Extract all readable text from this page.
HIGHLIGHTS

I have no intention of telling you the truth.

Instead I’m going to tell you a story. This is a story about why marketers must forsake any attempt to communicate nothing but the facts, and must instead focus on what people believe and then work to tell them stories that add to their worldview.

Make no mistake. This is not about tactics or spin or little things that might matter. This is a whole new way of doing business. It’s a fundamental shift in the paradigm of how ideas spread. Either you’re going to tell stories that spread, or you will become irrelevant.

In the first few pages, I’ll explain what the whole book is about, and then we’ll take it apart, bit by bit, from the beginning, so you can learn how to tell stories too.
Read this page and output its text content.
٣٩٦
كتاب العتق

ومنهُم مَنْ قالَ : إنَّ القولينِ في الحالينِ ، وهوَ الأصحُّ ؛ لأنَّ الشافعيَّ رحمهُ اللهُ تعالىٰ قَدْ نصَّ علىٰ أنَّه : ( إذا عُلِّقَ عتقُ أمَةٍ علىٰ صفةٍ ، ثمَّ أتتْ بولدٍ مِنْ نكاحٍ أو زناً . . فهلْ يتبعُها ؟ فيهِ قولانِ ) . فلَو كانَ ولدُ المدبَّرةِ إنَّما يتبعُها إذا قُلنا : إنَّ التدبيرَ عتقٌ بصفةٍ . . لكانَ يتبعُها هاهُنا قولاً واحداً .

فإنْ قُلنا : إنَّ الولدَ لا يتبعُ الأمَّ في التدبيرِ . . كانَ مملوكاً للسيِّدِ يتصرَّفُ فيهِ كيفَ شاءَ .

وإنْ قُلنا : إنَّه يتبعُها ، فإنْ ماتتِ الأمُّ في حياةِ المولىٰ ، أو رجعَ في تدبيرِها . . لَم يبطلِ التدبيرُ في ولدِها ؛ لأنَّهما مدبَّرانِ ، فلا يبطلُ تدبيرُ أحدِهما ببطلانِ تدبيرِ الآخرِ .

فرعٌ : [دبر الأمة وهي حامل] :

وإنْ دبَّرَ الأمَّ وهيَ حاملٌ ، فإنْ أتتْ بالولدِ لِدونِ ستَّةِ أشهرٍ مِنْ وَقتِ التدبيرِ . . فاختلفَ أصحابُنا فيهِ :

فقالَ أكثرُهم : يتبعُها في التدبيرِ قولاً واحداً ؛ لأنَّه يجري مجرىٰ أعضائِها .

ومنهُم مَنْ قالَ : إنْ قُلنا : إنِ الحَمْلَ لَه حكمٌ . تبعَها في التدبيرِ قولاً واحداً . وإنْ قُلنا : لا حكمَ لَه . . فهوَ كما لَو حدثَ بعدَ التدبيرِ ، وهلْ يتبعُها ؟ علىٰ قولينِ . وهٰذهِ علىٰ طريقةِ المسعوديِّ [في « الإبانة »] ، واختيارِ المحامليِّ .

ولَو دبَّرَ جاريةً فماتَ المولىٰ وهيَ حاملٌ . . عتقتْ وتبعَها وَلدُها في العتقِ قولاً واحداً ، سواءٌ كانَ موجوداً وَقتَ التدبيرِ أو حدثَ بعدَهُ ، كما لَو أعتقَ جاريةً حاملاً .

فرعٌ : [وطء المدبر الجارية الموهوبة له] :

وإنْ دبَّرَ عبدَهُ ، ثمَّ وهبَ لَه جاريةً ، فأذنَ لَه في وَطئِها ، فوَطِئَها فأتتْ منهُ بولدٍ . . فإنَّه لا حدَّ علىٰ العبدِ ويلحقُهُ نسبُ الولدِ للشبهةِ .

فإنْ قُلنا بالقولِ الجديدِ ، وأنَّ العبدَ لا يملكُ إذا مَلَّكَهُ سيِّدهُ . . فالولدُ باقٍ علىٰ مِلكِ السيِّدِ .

---

REQUIRED TASK -> Once more, set down the full listing, verbatim.

PROBLEM SOLUTION ->
Extract all readable text from this page.
HIGHLIGHTS

I have no intention of telling you the truth.

Instead I’m going to tell you a story. This is a story about why marketers must forsake any attempt to communicate nothing but the facts, and must instead focus on what people believe and then work to tell them stories that add to their worldview.

Make no mistake. This is not about tactics or spin or little things that might matter. This is a whole new way of doing business. It’s a fundamental shift in the paradigm of how ideas spread. Either you’re going to tell stories that spread, or you will become irrelevant.

In the first few pages, I’ll explain what the whole book is about, and then we’ll take it apart, bit by bit, from the beginning, so you can learn how to tell stories too.
Read this page and output its text content.
٣٩٦
كتاب العتق

ومنهُم مَنْ قالَ : إنَّ القولينِ في الحالينِ ، وهوَ الأصحُّ ؛ لأنَّ الشافعيَّ رحمهُ اللهُ تعالىٰ قَدْ نصَّ علىٰ أنَّه : ( إذا عُلِّقَ عتقُ أمَةٍ علىٰ صفةٍ ، ثمَّ أتتْ بولدٍ مِنْ نكاحٍ أو زناً . . فهلْ يتبعُها ؟ فيهِ قولانِ ) . فلَو كانَ ولدُ المدبَّرةِ إنَّما يتبعُها إذا قُلنا : إنَّ التدبيرَ عتقٌ بصفةٍ . . لكانَ يتبعُها هاهُنا قولاً واحداً .

فإنْ قُلنا : إنَّ الولدَ لا يتبعُ الأمَّ في التدبيرِ . . كانَ مملوكاً للسيِّدِ يتصرَّفُ فيهِ كيفَ شاءَ .

وإنْ قُلنا : إنَّه يتبعُها ، فإنْ ماتتِ الأمُّ في حياةِ المولىٰ ، أو رجعَ في تدبيرِها . . لَم يبطلِ التدبيرُ في ولدِها ؛ لأنَّهما مدبَّرانِ ، فلا يبطلُ تدبيرُ أحدِهما ببطلانِ تدبيرِ الآخرِ .

فرعٌ : [دبر الأمة وهي حامل] :

وإنْ دبَّرَ الأمَّ وهيَ حاملٌ ، فإنْ أتتْ بالولدِ لِدونِ ستَّةِ أشهرٍ مِنْ وَقتِ التدبيرِ . . فاختلفَ أصحابُنا فيهِ :

فقالَ أكثرُهم : يتبعُها في التدبيرِ قولاً واحداً ؛ لأنَّه يجري مجرىٰ أعضائِها .

ومنهُم مَنْ قالَ : إنْ قُلنا : إنِ الحَمْلَ لَه حكمٌ . تبعَها في التدبيرِ قولاً واحداً . وإنْ قُلنا : لا حكمَ لَه . . فهوَ كما لَو حدثَ بعدَ التدبيرِ ، وهلْ يتبعُها ؟ علىٰ قولينِ . وهٰذهِ علىٰ طريقةِ المسعوديِّ [في « الإبانة »] ، واختيارِ المحامليِّ .

ولَو دبَّرَ جاريةً فماتَ المولىٰ وهيَ حاملٌ . . عتقتْ وتبعَها وَلدُها في العتقِ قولاً واحداً ، سواءٌ كانَ موجوداً وَقتَ التدبيرِ أو حدثَ بعدَهُ ، كما لَو أعتقَ جاريةً حاملاً .

فرعٌ : [وطء المدبر الجارية الموهوبة له] :

وإنْ دبَّرَ عبدَهُ ، ثمَّ وهبَ لَه جاريةً ، فأذنَ لَه في وَطئِها ، فوَطِئَها فأتتْ منهُ بولدٍ . . فإنَّه لا حدَّ علىٰ العبدِ ويلحقُهُ نسبُ الولدِ للشبهةِ .

فإنْ قُلنا بالقولِ الجديدِ ، وأنَّ العبدَ لا يملكُ إذا مَلَّكَهُ سيِّدهُ . . فالولدُ باقٍ علىٰ مِلكِ السيِّدِ .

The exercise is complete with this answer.